Locate every line in the records below that holds the word "title" and return each one.

-------

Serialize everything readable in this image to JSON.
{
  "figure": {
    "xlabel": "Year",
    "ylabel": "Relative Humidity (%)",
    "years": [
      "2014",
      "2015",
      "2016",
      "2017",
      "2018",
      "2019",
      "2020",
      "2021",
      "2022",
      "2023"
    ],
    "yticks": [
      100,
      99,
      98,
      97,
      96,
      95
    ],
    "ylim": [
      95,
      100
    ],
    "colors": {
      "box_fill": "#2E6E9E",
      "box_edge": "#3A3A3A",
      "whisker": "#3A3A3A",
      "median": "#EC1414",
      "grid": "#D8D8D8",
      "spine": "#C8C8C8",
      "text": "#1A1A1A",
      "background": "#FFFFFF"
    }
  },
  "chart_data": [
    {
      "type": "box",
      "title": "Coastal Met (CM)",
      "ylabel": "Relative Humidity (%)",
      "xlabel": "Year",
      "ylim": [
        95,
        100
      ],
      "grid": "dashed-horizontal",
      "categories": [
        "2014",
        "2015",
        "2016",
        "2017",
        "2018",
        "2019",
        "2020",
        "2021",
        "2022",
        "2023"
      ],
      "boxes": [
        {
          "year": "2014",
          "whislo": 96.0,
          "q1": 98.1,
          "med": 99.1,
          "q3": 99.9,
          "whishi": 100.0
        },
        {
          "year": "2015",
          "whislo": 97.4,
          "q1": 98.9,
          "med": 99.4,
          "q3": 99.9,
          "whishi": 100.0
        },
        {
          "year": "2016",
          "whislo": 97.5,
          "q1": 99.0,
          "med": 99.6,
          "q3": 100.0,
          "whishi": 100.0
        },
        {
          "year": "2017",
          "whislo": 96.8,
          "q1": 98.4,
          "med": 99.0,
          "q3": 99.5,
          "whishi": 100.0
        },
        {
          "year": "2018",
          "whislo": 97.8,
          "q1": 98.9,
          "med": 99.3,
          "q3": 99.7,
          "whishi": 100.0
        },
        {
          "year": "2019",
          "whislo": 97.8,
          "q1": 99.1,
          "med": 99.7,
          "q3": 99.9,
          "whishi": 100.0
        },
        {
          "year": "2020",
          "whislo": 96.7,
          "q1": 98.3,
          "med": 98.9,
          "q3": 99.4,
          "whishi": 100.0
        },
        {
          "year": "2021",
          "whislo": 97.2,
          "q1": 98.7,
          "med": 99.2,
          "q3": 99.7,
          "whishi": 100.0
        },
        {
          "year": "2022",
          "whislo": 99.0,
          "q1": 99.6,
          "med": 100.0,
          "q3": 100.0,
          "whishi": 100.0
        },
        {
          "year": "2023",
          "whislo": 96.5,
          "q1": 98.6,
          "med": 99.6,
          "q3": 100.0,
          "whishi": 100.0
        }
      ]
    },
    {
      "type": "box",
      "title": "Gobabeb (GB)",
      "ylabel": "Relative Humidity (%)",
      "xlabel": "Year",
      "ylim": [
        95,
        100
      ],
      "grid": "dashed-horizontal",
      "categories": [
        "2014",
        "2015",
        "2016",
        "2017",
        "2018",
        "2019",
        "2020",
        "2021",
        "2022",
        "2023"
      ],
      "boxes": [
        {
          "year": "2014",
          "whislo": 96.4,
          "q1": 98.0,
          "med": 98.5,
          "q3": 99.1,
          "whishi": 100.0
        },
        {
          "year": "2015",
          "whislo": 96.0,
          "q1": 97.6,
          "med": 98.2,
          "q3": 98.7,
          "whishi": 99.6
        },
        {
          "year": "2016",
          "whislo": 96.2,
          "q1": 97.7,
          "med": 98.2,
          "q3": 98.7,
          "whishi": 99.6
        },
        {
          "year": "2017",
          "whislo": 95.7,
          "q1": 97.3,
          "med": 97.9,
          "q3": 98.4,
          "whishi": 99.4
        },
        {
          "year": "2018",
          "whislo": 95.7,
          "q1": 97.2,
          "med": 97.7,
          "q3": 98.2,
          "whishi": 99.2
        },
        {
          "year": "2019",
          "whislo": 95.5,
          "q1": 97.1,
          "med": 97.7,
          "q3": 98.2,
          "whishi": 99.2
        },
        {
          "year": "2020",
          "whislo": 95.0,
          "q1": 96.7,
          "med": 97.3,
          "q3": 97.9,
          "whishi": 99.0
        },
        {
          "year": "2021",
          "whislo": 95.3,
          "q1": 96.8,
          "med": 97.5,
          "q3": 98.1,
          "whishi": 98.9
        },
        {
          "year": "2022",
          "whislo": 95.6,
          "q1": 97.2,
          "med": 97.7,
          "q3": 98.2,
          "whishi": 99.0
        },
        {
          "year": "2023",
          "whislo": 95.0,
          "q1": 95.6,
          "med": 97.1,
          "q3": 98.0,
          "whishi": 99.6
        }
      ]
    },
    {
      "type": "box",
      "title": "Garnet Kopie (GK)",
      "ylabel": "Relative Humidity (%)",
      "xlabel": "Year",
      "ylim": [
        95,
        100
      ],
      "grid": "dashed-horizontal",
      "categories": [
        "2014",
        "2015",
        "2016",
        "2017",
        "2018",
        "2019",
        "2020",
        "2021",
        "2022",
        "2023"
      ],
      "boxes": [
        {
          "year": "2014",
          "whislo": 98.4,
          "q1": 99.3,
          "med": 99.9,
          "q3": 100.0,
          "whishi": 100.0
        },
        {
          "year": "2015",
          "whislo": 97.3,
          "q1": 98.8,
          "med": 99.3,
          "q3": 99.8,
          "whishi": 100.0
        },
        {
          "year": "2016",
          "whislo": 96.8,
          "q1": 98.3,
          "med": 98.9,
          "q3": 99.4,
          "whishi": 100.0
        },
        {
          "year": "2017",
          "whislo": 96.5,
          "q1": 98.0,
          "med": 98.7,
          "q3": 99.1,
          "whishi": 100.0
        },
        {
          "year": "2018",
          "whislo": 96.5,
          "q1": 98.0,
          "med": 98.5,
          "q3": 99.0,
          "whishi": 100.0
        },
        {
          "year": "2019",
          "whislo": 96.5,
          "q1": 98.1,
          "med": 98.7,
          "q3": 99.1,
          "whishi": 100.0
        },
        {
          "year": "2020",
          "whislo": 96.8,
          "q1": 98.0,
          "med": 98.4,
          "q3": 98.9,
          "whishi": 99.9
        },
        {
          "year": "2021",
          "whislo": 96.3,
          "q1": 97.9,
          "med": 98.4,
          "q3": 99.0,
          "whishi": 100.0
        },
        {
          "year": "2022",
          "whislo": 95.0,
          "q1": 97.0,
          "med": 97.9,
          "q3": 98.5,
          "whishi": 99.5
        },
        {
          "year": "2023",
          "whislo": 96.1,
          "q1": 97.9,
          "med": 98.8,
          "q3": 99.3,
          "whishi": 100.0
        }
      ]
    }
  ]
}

-------

• [Finished answer]
      "title": "Coastal Met (CM)",
      "title": "Gobabeb (GB)",
      "title": "Garnet Kopie (GK)",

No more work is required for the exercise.